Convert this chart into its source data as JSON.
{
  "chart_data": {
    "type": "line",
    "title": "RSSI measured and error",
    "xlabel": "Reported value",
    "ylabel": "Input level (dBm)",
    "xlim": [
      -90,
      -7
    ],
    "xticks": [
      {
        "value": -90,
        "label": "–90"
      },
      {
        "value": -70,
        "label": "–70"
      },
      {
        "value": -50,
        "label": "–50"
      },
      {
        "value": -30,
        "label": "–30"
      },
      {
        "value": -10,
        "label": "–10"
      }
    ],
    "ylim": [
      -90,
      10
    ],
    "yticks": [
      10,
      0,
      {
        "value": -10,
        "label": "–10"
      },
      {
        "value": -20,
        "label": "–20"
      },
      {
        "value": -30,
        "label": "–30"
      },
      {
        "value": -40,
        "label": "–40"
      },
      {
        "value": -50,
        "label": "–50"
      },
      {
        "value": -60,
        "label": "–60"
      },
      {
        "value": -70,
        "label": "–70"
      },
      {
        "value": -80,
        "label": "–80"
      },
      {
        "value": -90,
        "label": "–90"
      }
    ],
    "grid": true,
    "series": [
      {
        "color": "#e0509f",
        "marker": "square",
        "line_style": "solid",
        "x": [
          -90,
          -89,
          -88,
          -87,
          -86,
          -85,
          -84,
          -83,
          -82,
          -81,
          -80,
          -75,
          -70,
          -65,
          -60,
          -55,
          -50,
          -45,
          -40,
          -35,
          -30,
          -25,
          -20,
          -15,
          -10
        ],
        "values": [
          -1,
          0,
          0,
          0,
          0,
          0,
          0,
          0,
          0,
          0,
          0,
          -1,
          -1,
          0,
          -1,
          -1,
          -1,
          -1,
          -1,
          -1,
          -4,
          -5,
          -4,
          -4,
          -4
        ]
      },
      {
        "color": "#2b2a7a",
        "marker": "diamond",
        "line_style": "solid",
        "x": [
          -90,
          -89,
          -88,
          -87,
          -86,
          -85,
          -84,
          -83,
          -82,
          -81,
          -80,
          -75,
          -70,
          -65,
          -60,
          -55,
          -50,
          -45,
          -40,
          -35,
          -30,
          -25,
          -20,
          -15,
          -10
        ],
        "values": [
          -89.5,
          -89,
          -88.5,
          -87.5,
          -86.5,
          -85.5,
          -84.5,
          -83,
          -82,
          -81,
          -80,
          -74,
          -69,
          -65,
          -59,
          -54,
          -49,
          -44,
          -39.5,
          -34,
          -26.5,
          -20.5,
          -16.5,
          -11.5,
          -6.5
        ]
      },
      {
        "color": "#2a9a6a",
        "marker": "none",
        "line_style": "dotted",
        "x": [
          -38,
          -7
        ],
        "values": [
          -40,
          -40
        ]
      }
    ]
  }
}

-- GIVEN TASK --
Within the listing above, find every line containing the string "color" and return it.

-- TASK OUTPUT --
        "color": "#e0509f",
        "color": "#2b2a7a",
        "color": "#2a9a6a",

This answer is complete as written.